— start of Entries —

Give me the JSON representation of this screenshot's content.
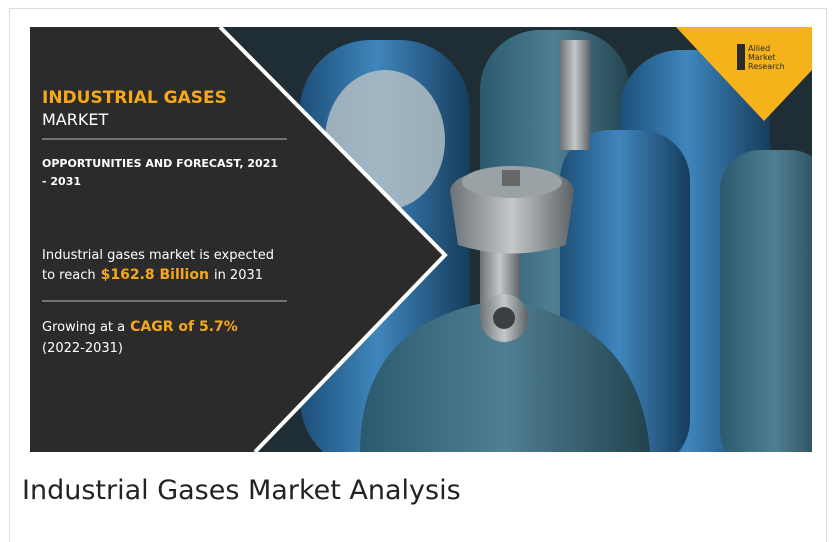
{
  "banner": {
    "title_line1": "INDUSTRIAL GASES",
    "title_line2": "MARKET",
    "subtitle_lines": [
      "OPPORTUNITIES AND FORECAST, 2021",
      "- 2031"
    ],
    "stat1": {
      "line1": "Industrial gases market is expected",
      "prefix": "to reach",
      "highlight": "$162.8 Billion",
      "suffix": "in 2031"
    },
    "stat2": {
      "prefix": "Growing at a",
      "highlight": "CAGR of 5.7%",
      "line2": "(2022-2031)"
    },
    "logo": [
      "Allied",
      "Market",
      "Research"
    ]
  },
  "caption": "Industrial Gases Market Analysis"
}
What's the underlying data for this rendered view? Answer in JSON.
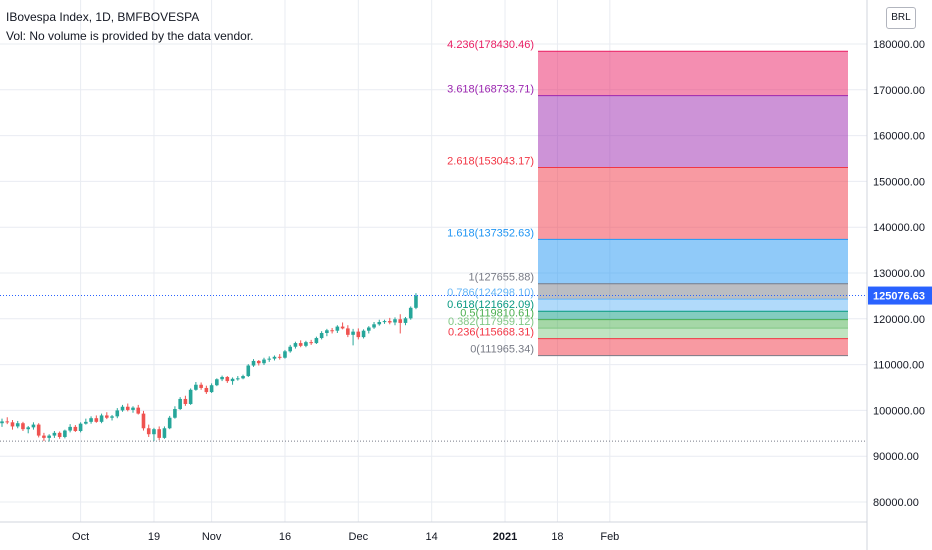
{
  "legend": {
    "symbol_line": "IBovespa Index, 1D, BMFBOVESPA",
    "volume_line": "Vol: No volume is provided by the data vendor."
  },
  "currency_button": "BRL",
  "colors": {
    "up": "#26a69a",
    "down": "#ef5350",
    "grid": "#e9ecf2",
    "axis_text": "#131722",
    "last_price_bg": "#2962ff"
  },
  "chart_data": {
    "type": "candlestick",
    "ylim": [
      75000,
      185000
    ],
    "y_ticks": [
      80000,
      90000,
      100000,
      110000,
      120000,
      130000,
      140000,
      150000,
      160000,
      170000,
      180000
    ],
    "y_tick_labels": [
      "80000.00",
      "90000.00",
      "100000.00",
      "110000.00",
      "120000.00",
      "130000.00",
      "140000.00",
      "150000.00",
      "160000.00",
      "170000.00",
      "180000.00"
    ],
    "x_ticks": [
      {
        "label": "Oct",
        "bar": 15
      },
      {
        "label": "19",
        "bar": 29
      },
      {
        "label": "Nov",
        "bar": 40
      },
      {
        "label": "16",
        "bar": 54
      },
      {
        "label": "Dec",
        "bar": 68
      },
      {
        "label": "14",
        "bar": 82
      },
      {
        "label": "2021",
        "bar": 96
      },
      {
        "label": "18",
        "bar": 106
      },
      {
        "label": "Feb",
        "bar": 116
      }
    ],
    "last_price": 125076.63,
    "last_price_label": "125076.63",
    "reference_line": 93300,
    "ohlc": [
      [
        97200,
        98200,
        96400,
        97600
      ],
      [
        97600,
        98500,
        97000,
        97400
      ],
      [
        97400,
        97900,
        95800,
        96500
      ],
      [
        96500,
        97700,
        96100,
        97200
      ],
      [
        97200,
        97500,
        95500,
        95900
      ],
      [
        95900,
        96600,
        95000,
        96300
      ],
      [
        96300,
        97400,
        95800,
        96900
      ],
      [
        96900,
        97200,
        94100,
        94500
      ],
      [
        94500,
        95100,
        93300,
        94000
      ],
      [
        94000,
        94800,
        93200,
        94500
      ],
      [
        94500,
        95500,
        94000,
        95100
      ],
      [
        95100,
        95400,
        93800,
        94200
      ],
      [
        94200,
        95800,
        93900,
        95600
      ],
      [
        95600,
        97000,
        95200,
        96400
      ],
      [
        96400,
        96800,
        95300,
        95500
      ],
      [
        95500,
        97400,
        95200,
        97100
      ],
      [
        97100,
        98200,
        96900,
        97500
      ],
      [
        97500,
        98700,
        97100,
        98300
      ],
      [
        98300,
        98900,
        97300,
        97500
      ],
      [
        97500,
        99300,
        97200,
        98900
      ],
      [
        98900,
        99600,
        98100,
        98400
      ],
      [
        98400,
        99000,
        97800,
        98700
      ],
      [
        98700,
        100500,
        98300,
        100000
      ],
      [
        100000,
        101200,
        99700,
        100800
      ],
      [
        100800,
        101500,
        99800,
        100100
      ],
      [
        100100,
        100900,
        99500,
        100600
      ],
      [
        100600,
        101200,
        99100,
        99300
      ],
      [
        99300,
        99900,
        95600,
        96100
      ],
      [
        96100,
        96900,
        94200,
        94800
      ],
      [
        94800,
        96200,
        93300,
        95900
      ],
      [
        95900,
        96500,
        93500,
        94000
      ],
      [
        94000,
        96500,
        93800,
        96100
      ],
      [
        96100,
        98800,
        95900,
        98400
      ],
      [
        98400,
        100900,
        98200,
        100300
      ],
      [
        100300,
        102900,
        100100,
        102500
      ],
      [
        102500,
        103200,
        101000,
        101400
      ],
      [
        101400,
        104800,
        101200,
        104500
      ],
      [
        104500,
        106200,
        104300,
        105600
      ],
      [
        105600,
        106100,
        104500,
        104900
      ],
      [
        104900,
        105400,
        103600,
        104000
      ],
      [
        104000,
        105900,
        103800,
        105500
      ],
      [
        105500,
        107000,
        105300,
        106800
      ],
      [
        106800,
        107600,
        106400,
        107300
      ],
      [
        107300,
        107500,
        106000,
        106400
      ],
      [
        106400,
        107200,
        105600,
        106900
      ],
      [
        106900,
        107500,
        106500,
        107000
      ],
      [
        107000,
        107800,
        106800,
        107500
      ],
      [
        107500,
        110100,
        107300,
        109800
      ],
      [
        109800,
        111200,
        109500,
        110800
      ],
      [
        110800,
        111000,
        109800,
        110300
      ],
      [
        110300,
        111500,
        109900,
        111100
      ],
      [
        111100,
        111800,
        110600,
        111300
      ],
      [
        111300,
        112000,
        110900,
        111700
      ],
      [
        111700,
        112300,
        111100,
        111500
      ],
      [
        111500,
        113200,
        111300,
        112900
      ],
      [
        112900,
        114300,
        112600,
        113900
      ],
      [
        113900,
        115000,
        113500,
        114700
      ],
      [
        114700,
        115300,
        113800,
        114100
      ],
      [
        114100,
        115200,
        113800,
        114900
      ],
      [
        114900,
        115400,
        114300,
        114700
      ],
      [
        114700,
        116100,
        114500,
        115800
      ],
      [
        115800,
        117300,
        115500,
        116900
      ],
      [
        116900,
        117800,
        116200,
        117500
      ],
      [
        117500,
        118000,
        116800,
        117400
      ],
      [
        117400,
        118600,
        116900,
        118300
      ],
      [
        118300,
        119200,
        117700,
        117900
      ],
      [
        117900,
        118600,
        116000,
        116500
      ],
      [
        116500,
        117800,
        114200,
        117200
      ],
      [
        117200,
        117900,
        115500,
        116000
      ],
      [
        116000,
        117700,
        115700,
        117400
      ],
      [
        117400,
        118400,
        116800,
        118100
      ],
      [
        118100,
        119300,
        117800,
        118800
      ],
      [
        118800,
        119800,
        118500,
        119300
      ],
      [
        119300,
        119800,
        118900,
        119500
      ],
      [
        119500,
        120200,
        118800,
        119200
      ],
      [
        119200,
        120300,
        118600,
        119900
      ],
      [
        119900,
        121000,
        116800,
        119100
      ],
      [
        119100,
        120400,
        118600,
        120100
      ],
      [
        120100,
        122700,
        119800,
        122400
      ],
      [
        122400,
        125600,
        122100,
        125076.63
      ]
    ]
  },
  "fibonacci": {
    "levels": [
      {
        "ratio": 4.236,
        "price": 178430.46,
        "label": "4.236(178430.46)",
        "color": "#e91e63"
      },
      {
        "ratio": 3.618,
        "price": 168733.71,
        "label": "3.618(168733.71)",
        "color": "#9c27b0"
      },
      {
        "ratio": 2.618,
        "price": 153043.17,
        "label": "2.618(153043.17)",
        "color": "#f23645"
      },
      {
        "ratio": 1.618,
        "price": 137352.63,
        "label": "1.618(137352.63)",
        "color": "#2196f3"
      },
      {
        "ratio": 1,
        "price": 127655.88,
        "label": "1(127655.88)",
        "color": "#787b86"
      },
      {
        "ratio": 0.786,
        "price": 124298.1,
        "label": "0.786(124298.10)",
        "color": "#64b5f6"
      },
      {
        "ratio": 0.618,
        "price": 121662.09,
        "label": "0.618(121662.09)",
        "color": "#089981"
      },
      {
        "ratio": 0.5,
        "price": 119810.61,
        "label": "0.5(119810.61)",
        "color": "#4caf50"
      },
      {
        "ratio": 0.382,
        "price": 117959.12,
        "label": "0.382(117959.12)",
        "color": "#81c784"
      },
      {
        "ratio": 0.236,
        "price": 115668.31,
        "label": "0.236(115668.31)",
        "color": "#f23645"
      },
      {
        "ratio": 0,
        "price": 111965.34,
        "label": "0(111965.34)",
        "color": "#787b86"
      }
    ]
  }
}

— end of Entries —

Copy out every line where the word "highlight" occurs.

Task result ::
      "highlight": "$162.8 Billion",
      "highlight": "CAGR of 5.7%",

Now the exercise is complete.